-- begin Excerpted records --

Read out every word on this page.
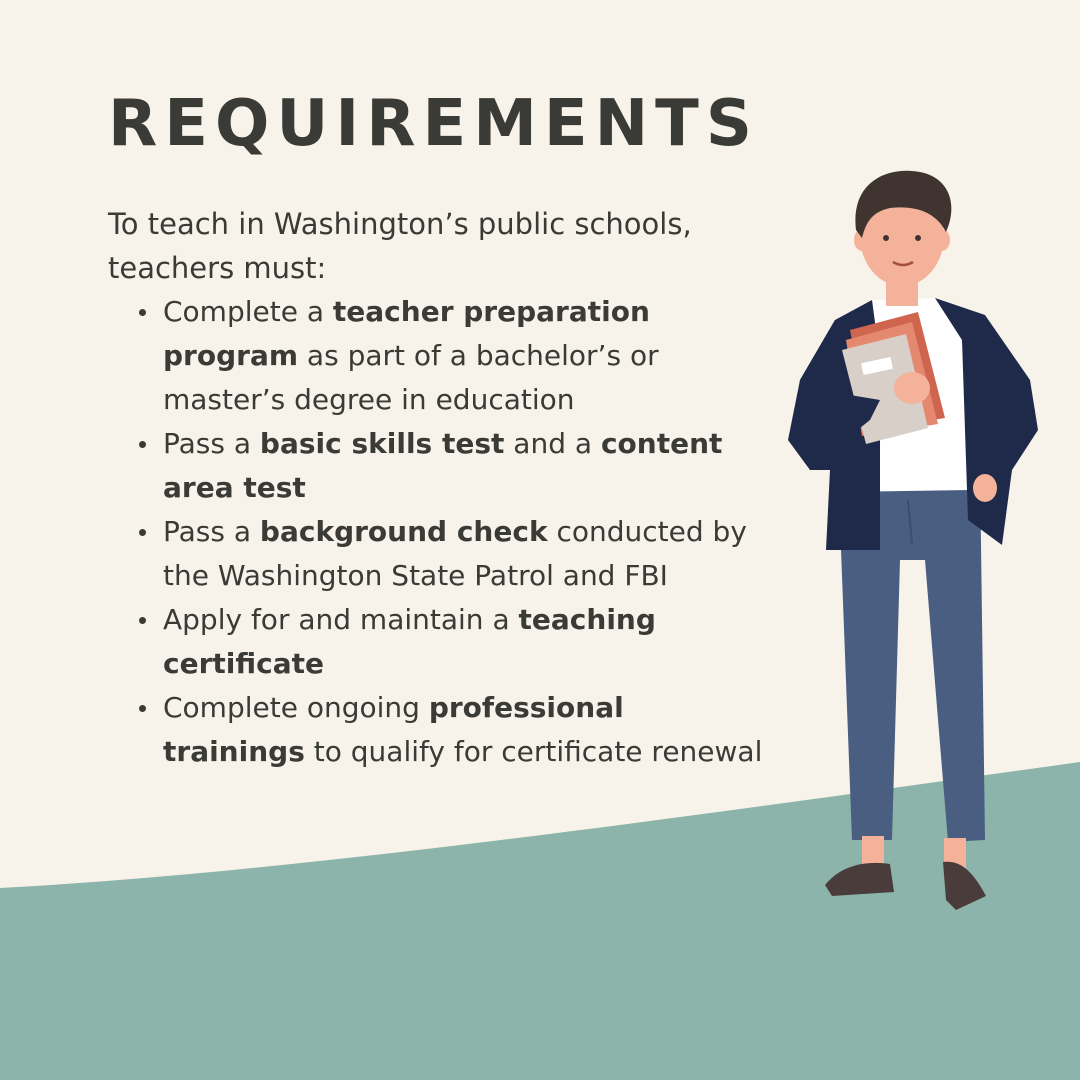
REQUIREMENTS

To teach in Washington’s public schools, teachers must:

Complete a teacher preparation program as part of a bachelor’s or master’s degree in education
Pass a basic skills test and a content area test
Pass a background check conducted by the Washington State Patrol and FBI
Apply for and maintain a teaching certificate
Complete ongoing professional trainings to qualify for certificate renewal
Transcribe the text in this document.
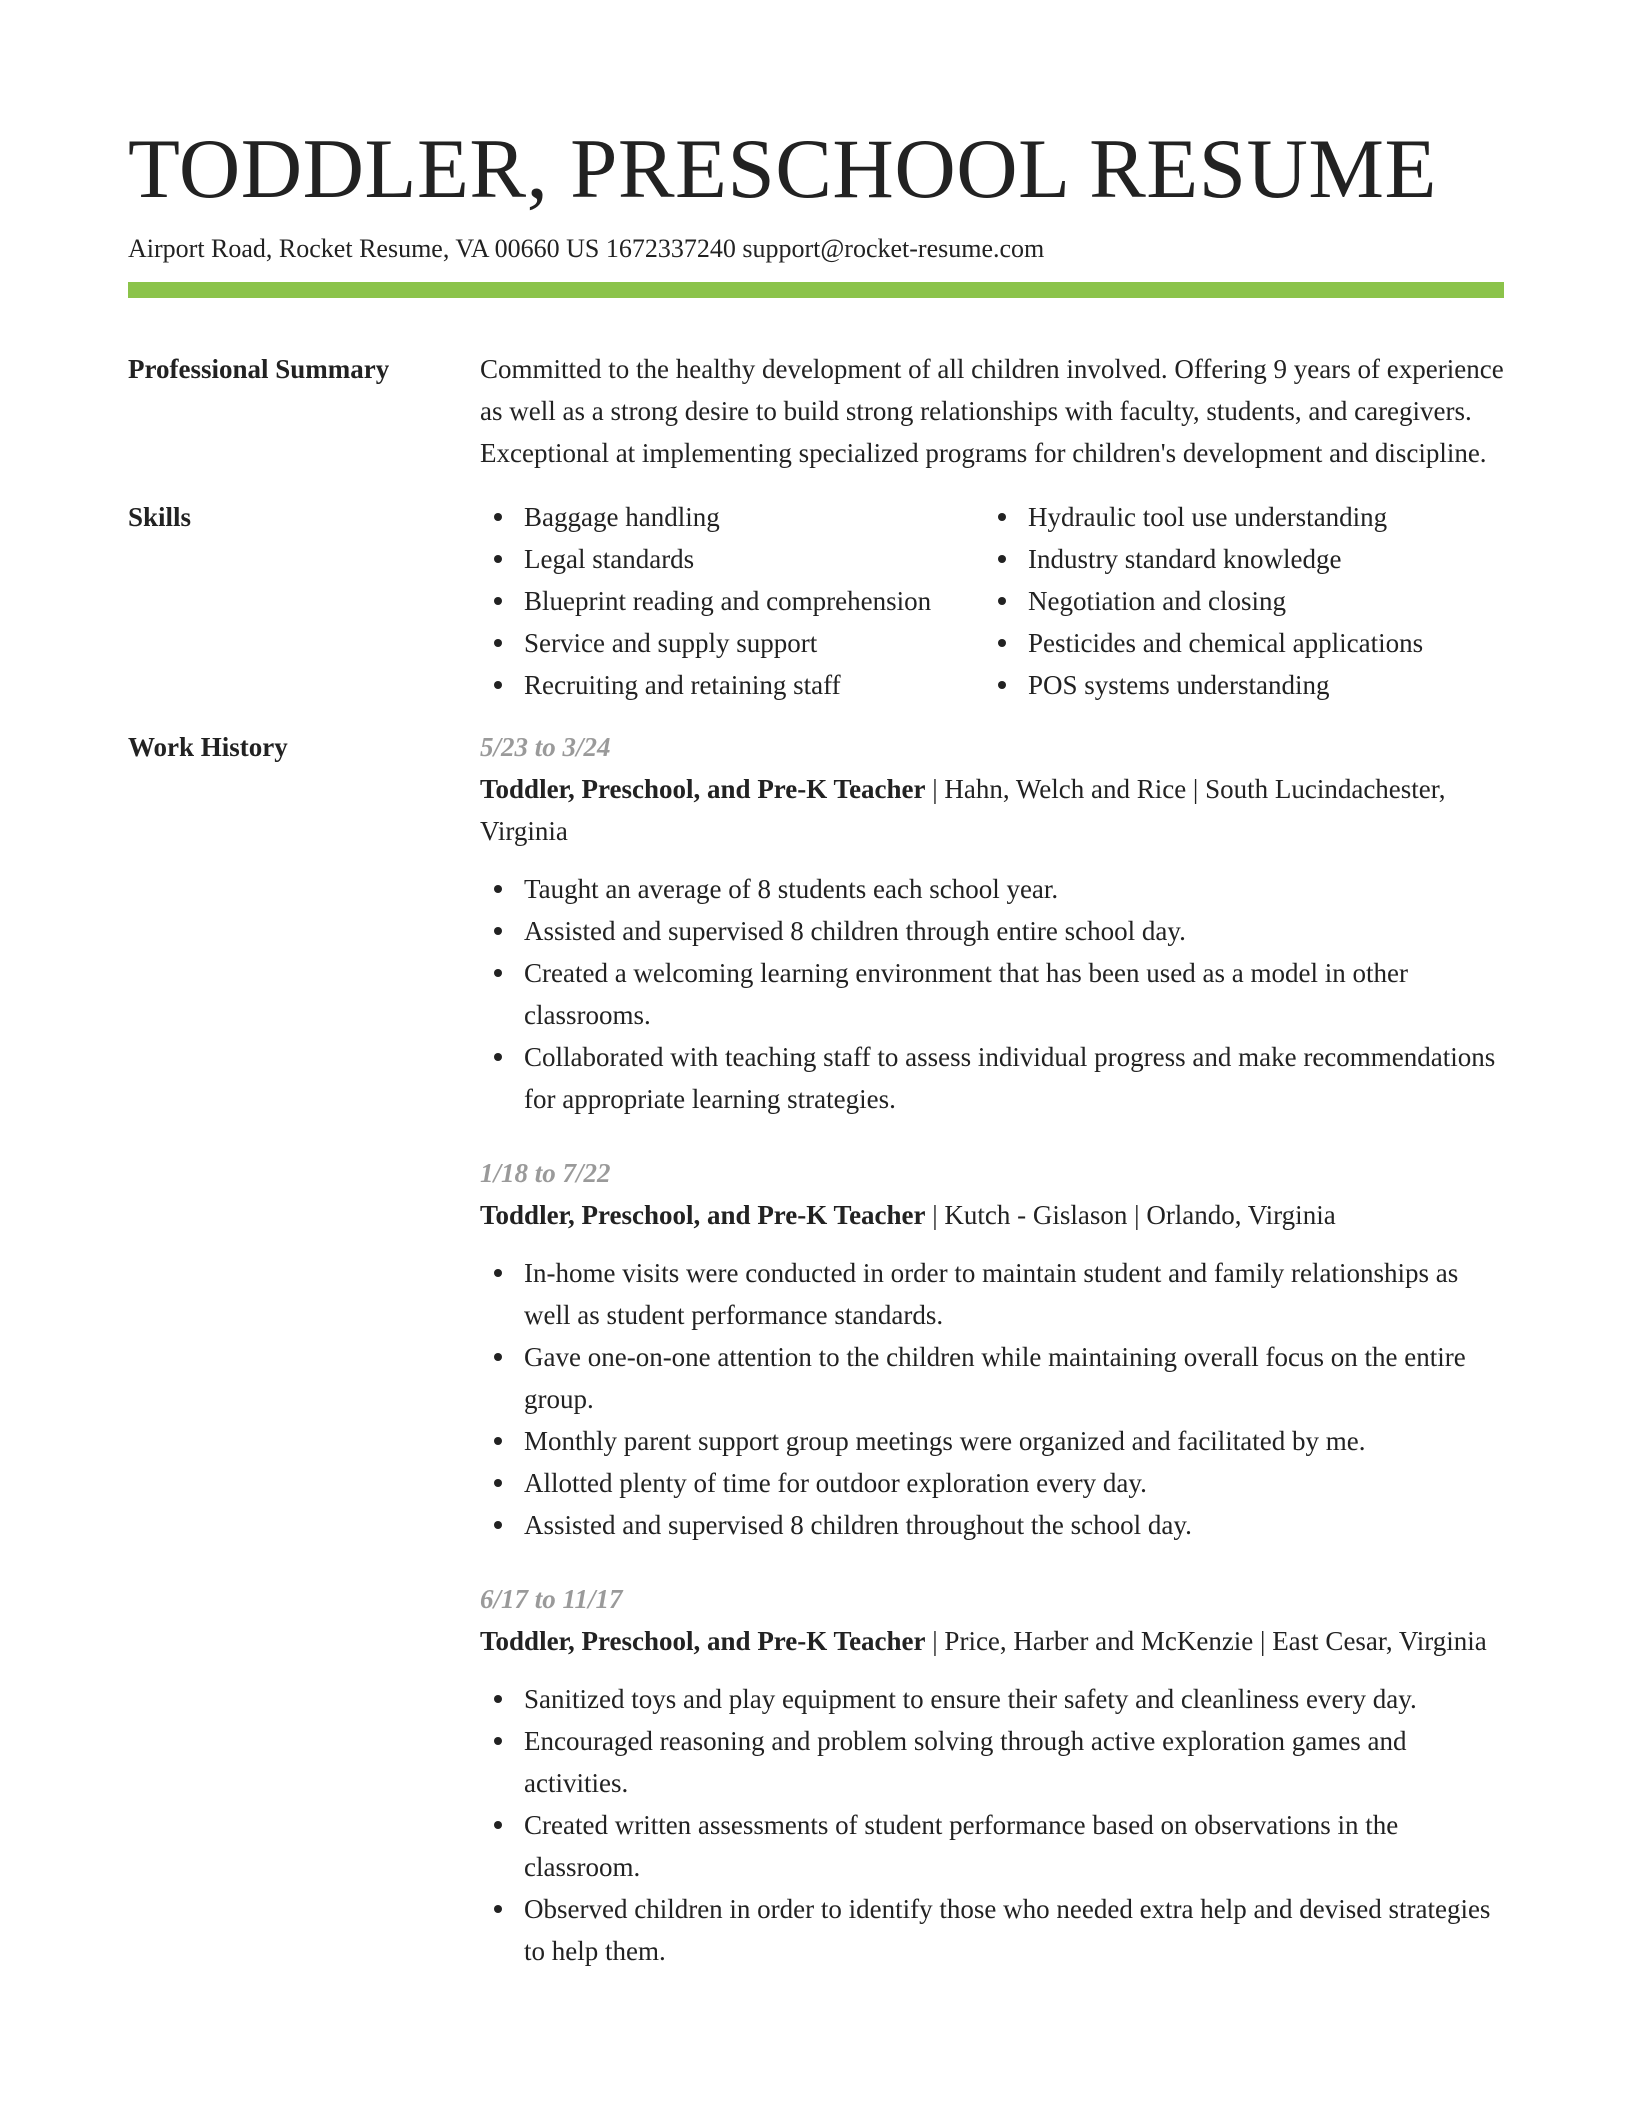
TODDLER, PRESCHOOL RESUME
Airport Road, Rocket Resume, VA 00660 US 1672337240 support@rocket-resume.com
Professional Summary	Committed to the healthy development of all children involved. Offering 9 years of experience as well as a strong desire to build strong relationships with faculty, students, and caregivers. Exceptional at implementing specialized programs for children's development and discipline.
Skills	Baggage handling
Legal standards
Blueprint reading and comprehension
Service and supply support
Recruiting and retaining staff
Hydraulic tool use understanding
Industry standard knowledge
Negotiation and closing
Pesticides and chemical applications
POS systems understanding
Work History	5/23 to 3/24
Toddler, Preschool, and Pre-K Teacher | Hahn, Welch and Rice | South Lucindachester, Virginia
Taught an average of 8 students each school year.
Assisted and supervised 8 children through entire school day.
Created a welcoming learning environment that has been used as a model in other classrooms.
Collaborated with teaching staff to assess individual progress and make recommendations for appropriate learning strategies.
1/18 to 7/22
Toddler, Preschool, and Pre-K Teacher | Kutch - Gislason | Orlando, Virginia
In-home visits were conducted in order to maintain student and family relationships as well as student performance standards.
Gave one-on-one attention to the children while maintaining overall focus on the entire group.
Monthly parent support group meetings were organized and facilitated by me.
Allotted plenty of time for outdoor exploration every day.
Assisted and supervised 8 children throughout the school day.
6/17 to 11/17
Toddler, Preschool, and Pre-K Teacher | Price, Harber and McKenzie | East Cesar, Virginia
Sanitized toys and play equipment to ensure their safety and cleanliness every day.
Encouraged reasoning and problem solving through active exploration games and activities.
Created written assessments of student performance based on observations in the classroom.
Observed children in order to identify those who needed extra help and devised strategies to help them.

-- end Excerpted records --
-- begin Excerpted records --

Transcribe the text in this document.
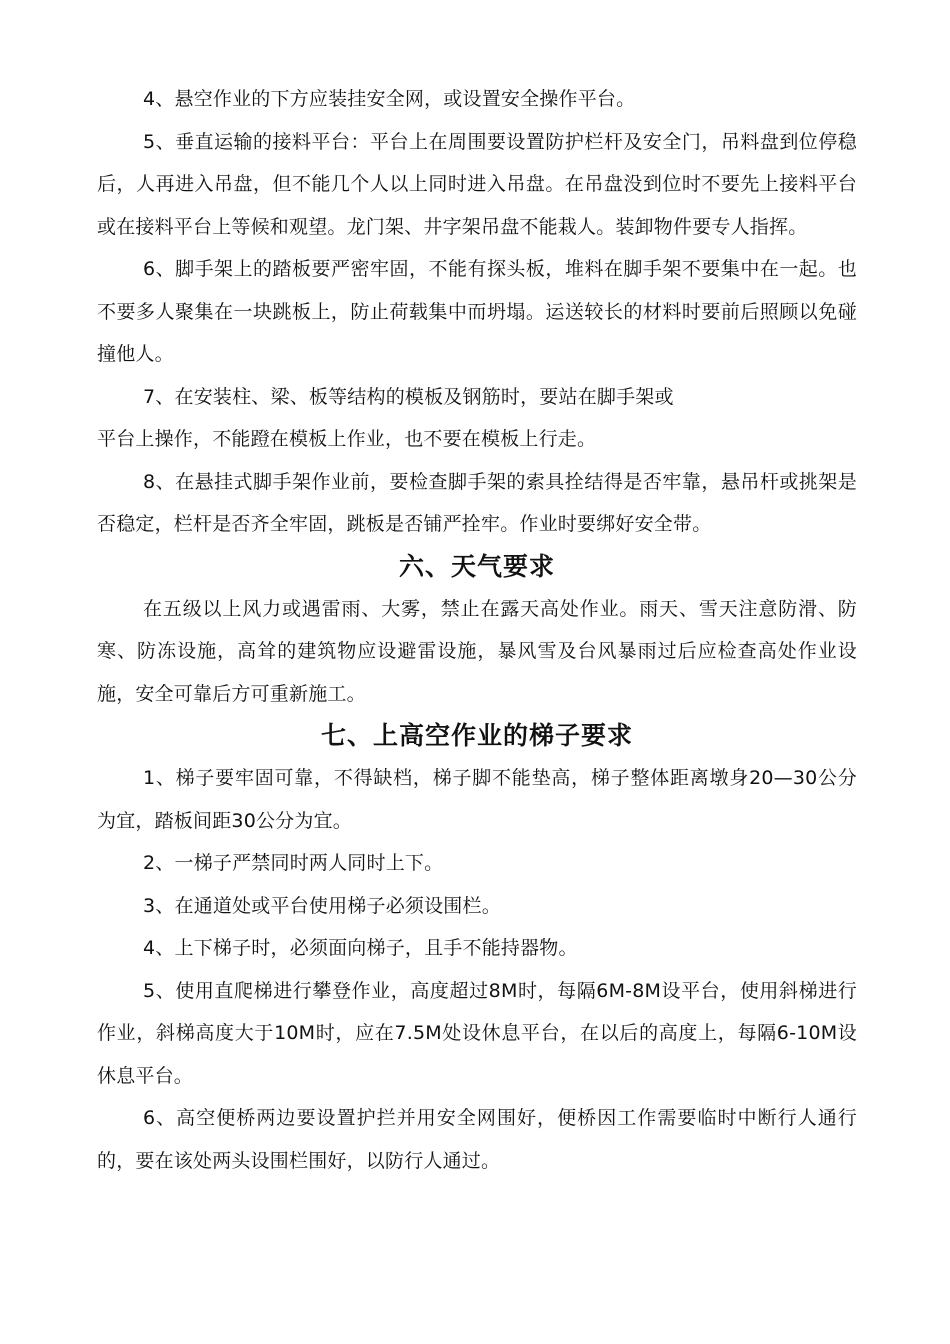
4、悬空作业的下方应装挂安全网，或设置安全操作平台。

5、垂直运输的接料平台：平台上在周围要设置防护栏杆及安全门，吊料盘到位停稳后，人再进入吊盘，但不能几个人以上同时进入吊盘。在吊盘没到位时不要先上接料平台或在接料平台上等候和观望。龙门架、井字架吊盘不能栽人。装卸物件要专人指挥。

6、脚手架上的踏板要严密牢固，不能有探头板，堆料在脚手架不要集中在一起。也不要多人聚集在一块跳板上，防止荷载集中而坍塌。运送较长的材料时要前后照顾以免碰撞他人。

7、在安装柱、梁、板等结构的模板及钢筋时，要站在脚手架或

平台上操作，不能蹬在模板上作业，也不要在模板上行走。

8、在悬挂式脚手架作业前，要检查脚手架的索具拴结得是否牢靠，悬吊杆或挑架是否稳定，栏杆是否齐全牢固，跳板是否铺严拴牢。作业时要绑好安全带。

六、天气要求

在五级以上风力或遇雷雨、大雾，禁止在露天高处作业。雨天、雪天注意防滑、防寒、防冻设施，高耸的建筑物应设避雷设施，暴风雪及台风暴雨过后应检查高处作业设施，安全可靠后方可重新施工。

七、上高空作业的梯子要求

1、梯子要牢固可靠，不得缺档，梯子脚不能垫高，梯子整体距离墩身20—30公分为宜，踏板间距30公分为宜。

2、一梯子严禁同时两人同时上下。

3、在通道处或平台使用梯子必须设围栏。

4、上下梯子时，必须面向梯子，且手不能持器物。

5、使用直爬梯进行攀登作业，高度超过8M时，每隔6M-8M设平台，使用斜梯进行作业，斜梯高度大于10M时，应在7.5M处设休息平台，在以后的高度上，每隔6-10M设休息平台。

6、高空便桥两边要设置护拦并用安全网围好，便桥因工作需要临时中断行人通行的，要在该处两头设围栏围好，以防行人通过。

-- end Excerpted records --
-- begin Excerpted records --

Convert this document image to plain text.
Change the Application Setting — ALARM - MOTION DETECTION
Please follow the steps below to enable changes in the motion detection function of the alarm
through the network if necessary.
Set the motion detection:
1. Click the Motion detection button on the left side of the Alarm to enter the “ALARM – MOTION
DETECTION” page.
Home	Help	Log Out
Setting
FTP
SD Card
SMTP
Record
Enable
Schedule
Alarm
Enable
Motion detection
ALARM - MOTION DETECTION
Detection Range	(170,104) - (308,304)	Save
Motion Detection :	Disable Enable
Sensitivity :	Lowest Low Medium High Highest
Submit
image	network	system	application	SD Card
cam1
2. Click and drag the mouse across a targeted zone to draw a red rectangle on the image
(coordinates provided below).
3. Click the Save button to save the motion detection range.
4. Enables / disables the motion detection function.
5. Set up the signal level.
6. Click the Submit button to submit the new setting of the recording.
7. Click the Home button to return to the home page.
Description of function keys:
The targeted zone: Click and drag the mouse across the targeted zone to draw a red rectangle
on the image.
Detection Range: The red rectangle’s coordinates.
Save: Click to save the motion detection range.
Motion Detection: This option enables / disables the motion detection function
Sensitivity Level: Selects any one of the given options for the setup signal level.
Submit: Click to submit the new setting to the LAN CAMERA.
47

-- end Excerpted records --

* _Problem details_: Find every line that has "signal" in it, then return those lines.

* _Correct answer_:
5. Set up the signal level.
Sensitivity Level: Selects any one of the given options for the setup signal level.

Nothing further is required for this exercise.